▶ [Task prompt] Retype precisely the section of the data that starts at the line containing "Read all visible content and emit it as JSON." and runs to its final line, ends included.

▶ [Task material]

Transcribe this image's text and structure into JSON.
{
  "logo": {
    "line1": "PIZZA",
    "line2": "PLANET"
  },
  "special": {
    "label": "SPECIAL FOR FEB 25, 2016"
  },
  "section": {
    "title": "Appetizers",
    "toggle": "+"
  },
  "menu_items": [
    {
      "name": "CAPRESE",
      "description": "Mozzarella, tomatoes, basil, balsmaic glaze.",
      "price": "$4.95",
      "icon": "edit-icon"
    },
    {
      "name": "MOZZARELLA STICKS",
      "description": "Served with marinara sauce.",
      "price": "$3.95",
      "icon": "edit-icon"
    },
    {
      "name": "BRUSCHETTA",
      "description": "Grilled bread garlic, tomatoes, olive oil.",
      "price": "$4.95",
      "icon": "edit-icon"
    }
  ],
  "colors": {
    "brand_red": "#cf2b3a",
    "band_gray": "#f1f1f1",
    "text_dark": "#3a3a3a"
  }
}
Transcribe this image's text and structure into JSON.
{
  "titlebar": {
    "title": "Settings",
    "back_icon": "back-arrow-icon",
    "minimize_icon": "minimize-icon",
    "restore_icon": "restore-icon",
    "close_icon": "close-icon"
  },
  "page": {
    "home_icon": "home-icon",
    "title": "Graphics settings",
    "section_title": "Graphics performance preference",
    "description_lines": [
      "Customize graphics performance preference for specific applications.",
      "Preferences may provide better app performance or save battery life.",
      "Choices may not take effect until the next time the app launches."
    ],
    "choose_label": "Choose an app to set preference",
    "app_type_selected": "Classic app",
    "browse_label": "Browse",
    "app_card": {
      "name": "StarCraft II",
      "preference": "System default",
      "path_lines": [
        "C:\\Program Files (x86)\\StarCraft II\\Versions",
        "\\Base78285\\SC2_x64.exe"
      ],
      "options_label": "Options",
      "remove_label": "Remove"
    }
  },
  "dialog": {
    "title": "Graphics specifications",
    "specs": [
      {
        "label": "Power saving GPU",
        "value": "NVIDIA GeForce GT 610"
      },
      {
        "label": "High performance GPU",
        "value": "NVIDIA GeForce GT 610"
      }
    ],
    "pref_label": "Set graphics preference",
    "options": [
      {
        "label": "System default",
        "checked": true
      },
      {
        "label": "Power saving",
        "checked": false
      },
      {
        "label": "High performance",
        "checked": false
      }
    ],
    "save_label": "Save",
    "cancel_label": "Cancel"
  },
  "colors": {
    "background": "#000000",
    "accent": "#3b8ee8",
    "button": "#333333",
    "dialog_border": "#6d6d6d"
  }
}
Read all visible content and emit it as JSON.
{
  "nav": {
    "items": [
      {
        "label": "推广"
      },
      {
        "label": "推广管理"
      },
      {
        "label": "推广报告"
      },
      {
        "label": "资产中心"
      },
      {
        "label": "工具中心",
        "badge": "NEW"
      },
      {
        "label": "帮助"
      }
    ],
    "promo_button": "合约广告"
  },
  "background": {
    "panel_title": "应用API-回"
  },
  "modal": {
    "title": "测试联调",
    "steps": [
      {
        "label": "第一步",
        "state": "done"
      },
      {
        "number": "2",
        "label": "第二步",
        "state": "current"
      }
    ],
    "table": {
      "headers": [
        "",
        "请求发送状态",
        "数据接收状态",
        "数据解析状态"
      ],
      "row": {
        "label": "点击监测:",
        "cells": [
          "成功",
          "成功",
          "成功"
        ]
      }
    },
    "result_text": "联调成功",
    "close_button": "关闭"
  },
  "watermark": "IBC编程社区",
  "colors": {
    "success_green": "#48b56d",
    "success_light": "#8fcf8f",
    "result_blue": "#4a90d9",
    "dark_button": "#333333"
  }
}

▶ [Reply]
Read all visible content and emit it as JSON.
{
  "nav": {
    "items": [
      {
        "label": "推广"
      },
      {
        "label": "推广管理"
      },
      {
        "label": "推广报告"
      },
      {
        "label": "资产中心"
      },
      {
        "label": "工具中心",
        "badge": "NEW"
      },
      {
        "label": "帮助"
      }
    ],
    "promo_button": "合约广告"
  },
  "background": {
    "panel_title": "应用API-回"
  },
  "modal": {
    "title": "测试联调",
    "steps": [
      {
        "label": "第一步",
        "state": "done"
      },
      {
        "number": "2",
        "label": "第二步",
        "state": "current"
      }
    ],
    "table": {
      "headers": [
        "",
        "请求发送状态",
        "数据接收状态",
        "数据解析状态"
      ],
      "row": {
        "label": "点击监测:",
        "cells": [
          "成功",
          "成功",
          "成功"
        ]
      }
    },
    "result_text": "联调成功",
    "close_button": "关闭"
  },
  "watermark": "IBC编程社区",
  "colors": {
    "success_green": "#48b56d",
    "success_light": "#8fcf8f",
    "result_blue": "#4a90d9",
    "dark_button": "#333333"
  }
}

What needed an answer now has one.